• **WHAT THE TASK REQUIRES**
Give the number of lines that include the string "this", nothing more.

Stored data entries:
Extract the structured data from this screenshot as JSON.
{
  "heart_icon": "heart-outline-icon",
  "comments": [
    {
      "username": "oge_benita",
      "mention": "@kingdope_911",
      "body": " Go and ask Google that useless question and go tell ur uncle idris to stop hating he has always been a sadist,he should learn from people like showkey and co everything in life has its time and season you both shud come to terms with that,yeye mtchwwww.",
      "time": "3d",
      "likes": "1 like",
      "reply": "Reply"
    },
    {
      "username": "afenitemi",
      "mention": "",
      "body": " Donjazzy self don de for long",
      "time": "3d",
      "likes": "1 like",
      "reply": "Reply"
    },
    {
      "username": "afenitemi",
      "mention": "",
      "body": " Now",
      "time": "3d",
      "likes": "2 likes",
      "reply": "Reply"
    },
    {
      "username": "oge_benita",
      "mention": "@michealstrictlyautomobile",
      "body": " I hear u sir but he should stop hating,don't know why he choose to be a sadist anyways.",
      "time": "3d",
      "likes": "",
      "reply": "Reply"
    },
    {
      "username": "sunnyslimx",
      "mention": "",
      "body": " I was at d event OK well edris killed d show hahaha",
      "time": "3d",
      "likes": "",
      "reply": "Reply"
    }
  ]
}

==

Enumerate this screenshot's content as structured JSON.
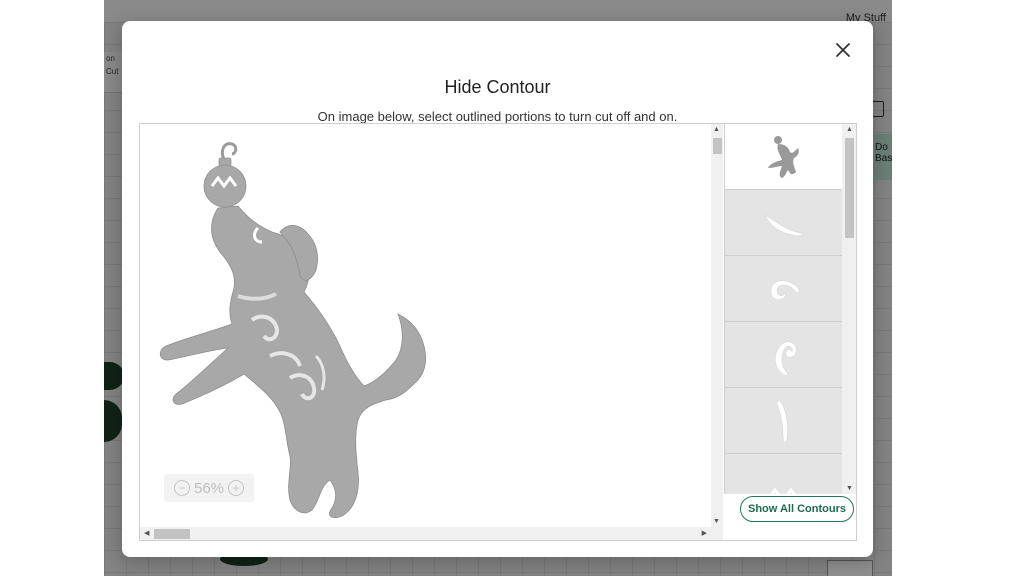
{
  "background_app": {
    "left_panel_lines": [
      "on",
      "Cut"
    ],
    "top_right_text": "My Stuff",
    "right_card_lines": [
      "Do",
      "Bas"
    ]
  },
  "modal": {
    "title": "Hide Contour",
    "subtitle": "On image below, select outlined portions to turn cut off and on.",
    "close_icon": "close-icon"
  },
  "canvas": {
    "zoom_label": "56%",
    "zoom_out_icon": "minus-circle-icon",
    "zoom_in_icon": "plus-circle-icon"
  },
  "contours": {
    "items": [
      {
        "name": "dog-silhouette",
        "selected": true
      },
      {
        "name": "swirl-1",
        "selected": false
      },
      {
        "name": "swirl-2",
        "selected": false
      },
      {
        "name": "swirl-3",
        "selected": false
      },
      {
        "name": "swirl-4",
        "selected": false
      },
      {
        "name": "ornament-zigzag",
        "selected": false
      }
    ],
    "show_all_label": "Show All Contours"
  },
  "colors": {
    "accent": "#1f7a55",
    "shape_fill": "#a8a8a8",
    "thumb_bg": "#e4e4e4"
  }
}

...

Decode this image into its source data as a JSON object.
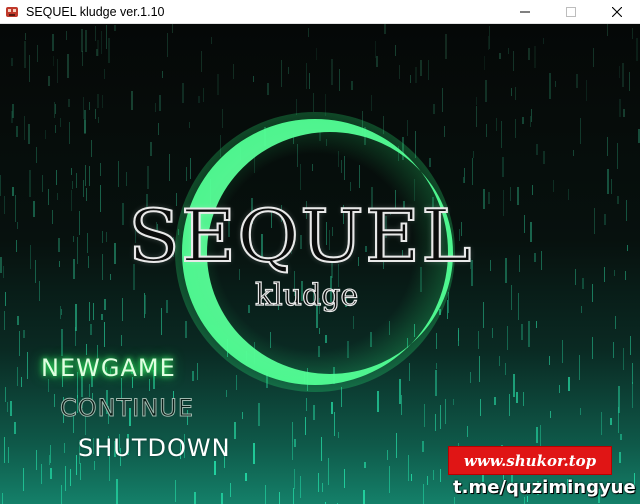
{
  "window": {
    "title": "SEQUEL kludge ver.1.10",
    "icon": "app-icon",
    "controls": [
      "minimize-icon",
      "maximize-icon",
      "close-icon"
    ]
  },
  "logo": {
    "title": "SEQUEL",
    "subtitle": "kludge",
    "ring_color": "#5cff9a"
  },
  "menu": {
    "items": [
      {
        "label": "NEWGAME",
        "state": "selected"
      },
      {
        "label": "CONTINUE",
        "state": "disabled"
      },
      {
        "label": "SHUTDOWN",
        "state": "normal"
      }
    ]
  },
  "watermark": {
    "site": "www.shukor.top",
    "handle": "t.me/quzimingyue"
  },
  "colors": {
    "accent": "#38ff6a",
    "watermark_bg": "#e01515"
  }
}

• **WORKED SOLUTION**
3